SELECTED TEXT ::
>>>
Comparative analysis of the proposed model
Based on quality metrics, the performance of the research framework is validated with related works.
In Table 7, the proposed work is compared with other associated models centered on their techniques and findings. The P-DBO-based weight optimization and SAF are utilized in the proposed PO-RSNN, which enhances the model’s dependability. Then, the severity level of the diabetes patients is effectively estimated by the proposed FZCIS. In general, to predict chronic disorders, the prevailing works like learning-based model predictive control (LB-MPC), hybrid-ML, and equilibrium optimizer-based lightweight automatic modulation classification networks (EO-LWAMCNet) are utilized. Accuracy, f-measure, and root mean squared error (RMSE) attained by the proposed model are 98.97%, 98.96%, and 1.78, respectively. However, the conventional models have limited performance. Thus, the proposed method is proved as a less error-prone model.
Table 8 describes the comparison of the DPD used in the proposed system and another dataset named as Pima Indians Diabetes Database. The DPD attained an accuracy of 98.97%, precision of 98.96%, recall of 98.97%, and training time of 53489 ms. However, by applying the Pima Indians Diabetes Database, the accuracy, precision, recall, and training time of the other dataset were 97.24%, 97.17%, 96.99%, and 78347 ms, respectively. Thus, the analysis of the DP using the proposed work’s data was better than the other one.
Generalizability of the model
The proposed work is designed to ensure high generalizability across the diverse differently abled persons like deaf and dumb individuals. A well-generalized model performs well on new and unseen data, and the validation of multiple data is given in Fig. 8.
As given in Fig. 8, the tenfold cross-validation strategy is applied. Here, the dataset was repeatedly divided into different training and testing splits rather than relying on a single training and testing partition. The model exhibited high stability across different folds, with a training accuracy ranging between 99.04% and 99.24% and validation accuracy ranging between 98.21% and 98.86% for the first five folds. The average validation accuracy of 98.58% proved that the model effectively learned the patterns from the training data and generalized the well-to-unseen samples. This strong cross-validation performance proves that the proposed PO-RSNN does not suffer from overfitting and is reliably used for real-world CD prediction.
Moreover, to address the issue of data imbalance, the SMOTE technique was applied in the proposed system. By generating synthetic instances of the minority class, the SMOTE analysis ensured a more balanced distribution of diabetic and non-diabetic cases. This enhanced the robustness of the DL model and also minimized the classification bias. Thus, the data balancing approach increased the generalizability of the model and prevented it from misclassification.
Interpretability of recommendations and decision-making
In AI-driven healthcare applications, interpretability plays a vital role in ensuring that the model prediction is understandable and usable for making treatment plans. The proposed system not only predicts the DP and stroke analysis but also provides meaningful recommendations based on the patient’s risk factor. This is attained through the combination of DL-based decision-making and fuzzy inference for severity estimation. The important features are selected and utilized by the DL architecture. Thus, based on the estimation, personalized recommendations, such as immediate medical consultation for high-risk patients, diet and exercise recommendations for moderate-risk patients, and routine check-ups for low-risk patients can be recommended effectively.
<<<
ASSIGNMENT :: Condense the paragraph of the model evaluation text that begins "Table 8 describes the comparison" into a short list that keeps its main figures.

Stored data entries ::
>>>
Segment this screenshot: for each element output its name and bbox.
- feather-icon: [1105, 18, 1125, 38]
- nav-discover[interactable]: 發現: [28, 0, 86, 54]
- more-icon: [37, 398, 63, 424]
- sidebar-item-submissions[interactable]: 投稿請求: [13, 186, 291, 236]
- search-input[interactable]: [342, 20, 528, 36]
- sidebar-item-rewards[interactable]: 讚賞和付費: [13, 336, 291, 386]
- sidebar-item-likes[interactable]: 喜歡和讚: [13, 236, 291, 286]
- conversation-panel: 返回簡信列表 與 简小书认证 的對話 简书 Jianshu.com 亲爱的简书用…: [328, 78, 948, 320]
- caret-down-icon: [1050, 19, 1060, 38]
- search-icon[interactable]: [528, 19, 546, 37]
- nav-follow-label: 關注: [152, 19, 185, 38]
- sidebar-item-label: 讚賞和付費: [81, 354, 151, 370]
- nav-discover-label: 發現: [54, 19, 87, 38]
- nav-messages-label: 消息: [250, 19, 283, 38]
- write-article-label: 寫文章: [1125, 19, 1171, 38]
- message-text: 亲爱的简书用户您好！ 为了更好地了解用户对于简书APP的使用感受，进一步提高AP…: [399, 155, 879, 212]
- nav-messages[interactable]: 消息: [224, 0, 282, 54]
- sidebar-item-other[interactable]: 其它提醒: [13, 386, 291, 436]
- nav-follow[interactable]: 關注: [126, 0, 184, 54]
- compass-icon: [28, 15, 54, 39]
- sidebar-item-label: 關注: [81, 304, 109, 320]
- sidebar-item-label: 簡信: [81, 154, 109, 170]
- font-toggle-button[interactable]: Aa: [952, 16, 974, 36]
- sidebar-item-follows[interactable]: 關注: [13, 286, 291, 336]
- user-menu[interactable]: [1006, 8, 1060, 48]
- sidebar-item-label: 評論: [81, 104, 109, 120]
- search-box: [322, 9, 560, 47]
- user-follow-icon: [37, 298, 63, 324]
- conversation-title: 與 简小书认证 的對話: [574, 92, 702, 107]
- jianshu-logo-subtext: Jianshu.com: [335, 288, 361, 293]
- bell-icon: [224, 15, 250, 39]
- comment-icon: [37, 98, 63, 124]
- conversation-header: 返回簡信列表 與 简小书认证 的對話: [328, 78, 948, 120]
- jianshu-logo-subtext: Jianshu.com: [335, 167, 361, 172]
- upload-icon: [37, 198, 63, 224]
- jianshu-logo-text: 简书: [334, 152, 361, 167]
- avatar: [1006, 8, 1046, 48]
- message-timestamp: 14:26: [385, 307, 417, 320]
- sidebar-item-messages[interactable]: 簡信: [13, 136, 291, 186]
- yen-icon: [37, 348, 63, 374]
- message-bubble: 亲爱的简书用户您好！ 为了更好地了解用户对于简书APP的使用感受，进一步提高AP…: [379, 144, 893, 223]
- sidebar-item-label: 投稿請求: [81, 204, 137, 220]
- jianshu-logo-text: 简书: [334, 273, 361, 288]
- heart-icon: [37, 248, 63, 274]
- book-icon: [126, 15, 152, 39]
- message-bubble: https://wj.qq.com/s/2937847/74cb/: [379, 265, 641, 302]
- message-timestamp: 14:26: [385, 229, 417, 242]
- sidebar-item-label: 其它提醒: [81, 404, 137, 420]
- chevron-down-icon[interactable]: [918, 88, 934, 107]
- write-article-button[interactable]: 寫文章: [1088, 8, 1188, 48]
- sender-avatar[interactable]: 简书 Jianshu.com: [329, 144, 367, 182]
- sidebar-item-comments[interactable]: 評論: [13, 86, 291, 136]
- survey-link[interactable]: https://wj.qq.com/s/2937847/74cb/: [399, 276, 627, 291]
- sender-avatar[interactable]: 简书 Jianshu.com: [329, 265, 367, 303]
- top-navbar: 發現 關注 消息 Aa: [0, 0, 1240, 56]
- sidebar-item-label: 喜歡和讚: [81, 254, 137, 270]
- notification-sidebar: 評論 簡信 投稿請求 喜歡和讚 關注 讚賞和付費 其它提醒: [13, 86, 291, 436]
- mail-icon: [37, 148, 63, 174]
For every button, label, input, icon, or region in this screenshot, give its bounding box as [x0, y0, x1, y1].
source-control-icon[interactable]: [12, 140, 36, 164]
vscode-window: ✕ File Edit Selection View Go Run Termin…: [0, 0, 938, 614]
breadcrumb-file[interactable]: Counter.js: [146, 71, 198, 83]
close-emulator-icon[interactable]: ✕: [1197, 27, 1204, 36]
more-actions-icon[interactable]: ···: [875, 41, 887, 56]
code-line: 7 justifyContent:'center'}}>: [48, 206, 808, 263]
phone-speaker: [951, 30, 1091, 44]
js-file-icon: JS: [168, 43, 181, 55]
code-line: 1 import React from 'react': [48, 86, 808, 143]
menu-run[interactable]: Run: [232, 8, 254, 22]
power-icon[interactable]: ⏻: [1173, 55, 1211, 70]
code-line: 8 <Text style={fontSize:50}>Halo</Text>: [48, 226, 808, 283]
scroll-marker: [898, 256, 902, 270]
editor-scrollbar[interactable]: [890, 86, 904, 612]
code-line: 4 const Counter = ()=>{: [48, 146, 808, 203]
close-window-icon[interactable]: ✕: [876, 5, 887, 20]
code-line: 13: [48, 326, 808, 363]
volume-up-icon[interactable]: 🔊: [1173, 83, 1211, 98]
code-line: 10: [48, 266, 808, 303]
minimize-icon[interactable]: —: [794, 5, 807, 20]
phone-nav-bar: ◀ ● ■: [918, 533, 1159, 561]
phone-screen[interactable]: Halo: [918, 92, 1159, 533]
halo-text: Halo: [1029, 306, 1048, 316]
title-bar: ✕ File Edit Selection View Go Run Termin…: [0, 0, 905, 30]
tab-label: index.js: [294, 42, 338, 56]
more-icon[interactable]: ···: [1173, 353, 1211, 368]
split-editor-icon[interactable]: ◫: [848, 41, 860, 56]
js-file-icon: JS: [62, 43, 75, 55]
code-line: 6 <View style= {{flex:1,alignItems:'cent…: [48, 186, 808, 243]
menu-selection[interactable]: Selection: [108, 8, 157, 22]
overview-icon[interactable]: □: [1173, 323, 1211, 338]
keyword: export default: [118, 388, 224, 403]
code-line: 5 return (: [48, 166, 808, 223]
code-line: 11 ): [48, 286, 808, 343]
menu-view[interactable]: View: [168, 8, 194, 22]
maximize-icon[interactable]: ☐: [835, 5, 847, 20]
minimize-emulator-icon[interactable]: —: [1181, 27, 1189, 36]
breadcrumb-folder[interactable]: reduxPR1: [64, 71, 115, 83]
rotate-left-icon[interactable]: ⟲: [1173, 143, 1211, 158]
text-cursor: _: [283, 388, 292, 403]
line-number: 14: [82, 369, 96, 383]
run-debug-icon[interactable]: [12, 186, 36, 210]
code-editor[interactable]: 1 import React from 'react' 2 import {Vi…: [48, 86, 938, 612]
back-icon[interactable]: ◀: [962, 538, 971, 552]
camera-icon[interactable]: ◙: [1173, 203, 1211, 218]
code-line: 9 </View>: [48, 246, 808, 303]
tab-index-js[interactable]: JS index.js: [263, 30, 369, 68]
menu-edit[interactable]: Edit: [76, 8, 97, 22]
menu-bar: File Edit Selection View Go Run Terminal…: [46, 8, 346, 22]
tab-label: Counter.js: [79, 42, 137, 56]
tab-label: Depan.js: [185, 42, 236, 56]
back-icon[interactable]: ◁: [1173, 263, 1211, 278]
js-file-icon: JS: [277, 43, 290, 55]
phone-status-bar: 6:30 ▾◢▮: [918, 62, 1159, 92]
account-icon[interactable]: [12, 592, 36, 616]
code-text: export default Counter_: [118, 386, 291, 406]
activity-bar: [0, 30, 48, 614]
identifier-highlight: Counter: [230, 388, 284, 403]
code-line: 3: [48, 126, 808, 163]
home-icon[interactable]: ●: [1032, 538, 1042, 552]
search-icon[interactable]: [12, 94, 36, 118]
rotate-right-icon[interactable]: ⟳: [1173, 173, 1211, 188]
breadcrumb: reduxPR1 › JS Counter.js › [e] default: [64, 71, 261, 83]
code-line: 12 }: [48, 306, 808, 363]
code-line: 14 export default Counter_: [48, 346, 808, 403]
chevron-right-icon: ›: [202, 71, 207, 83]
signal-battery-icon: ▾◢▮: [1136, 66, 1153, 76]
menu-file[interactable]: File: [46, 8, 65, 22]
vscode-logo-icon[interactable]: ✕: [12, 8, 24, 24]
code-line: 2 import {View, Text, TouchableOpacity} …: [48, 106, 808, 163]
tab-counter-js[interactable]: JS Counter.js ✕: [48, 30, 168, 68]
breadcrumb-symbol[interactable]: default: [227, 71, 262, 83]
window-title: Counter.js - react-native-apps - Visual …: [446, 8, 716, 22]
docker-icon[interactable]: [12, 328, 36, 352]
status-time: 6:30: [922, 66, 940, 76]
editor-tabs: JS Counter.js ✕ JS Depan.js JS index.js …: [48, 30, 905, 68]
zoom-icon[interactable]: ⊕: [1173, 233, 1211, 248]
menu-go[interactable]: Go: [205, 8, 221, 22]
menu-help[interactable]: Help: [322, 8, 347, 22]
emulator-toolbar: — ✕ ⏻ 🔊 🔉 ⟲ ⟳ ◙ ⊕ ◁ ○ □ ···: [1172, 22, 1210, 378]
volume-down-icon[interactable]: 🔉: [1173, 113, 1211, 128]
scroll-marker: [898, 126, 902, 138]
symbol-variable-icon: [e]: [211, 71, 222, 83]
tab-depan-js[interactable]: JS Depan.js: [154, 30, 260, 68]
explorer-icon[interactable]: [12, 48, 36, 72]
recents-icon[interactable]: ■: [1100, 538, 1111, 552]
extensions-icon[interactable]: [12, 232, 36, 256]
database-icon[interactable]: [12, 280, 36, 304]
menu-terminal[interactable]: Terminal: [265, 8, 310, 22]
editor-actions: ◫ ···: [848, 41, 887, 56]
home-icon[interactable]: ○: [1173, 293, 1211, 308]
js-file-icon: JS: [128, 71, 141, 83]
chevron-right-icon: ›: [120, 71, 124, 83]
<<<
OUTPUT ::
- Table 8 compares the DPD used in the proposed system with the Pima Indians Diabetes Database.
- DPD: accuracy 98.97%, precision 98.96%, recall 98.97%, training time 53489 ms.
- Pima Indians Diabetes Database: accuracy 97.24%, precision 97.17%, recall 96.99%, training time 78347 ms.
- The proposed work's data gave the better analysis.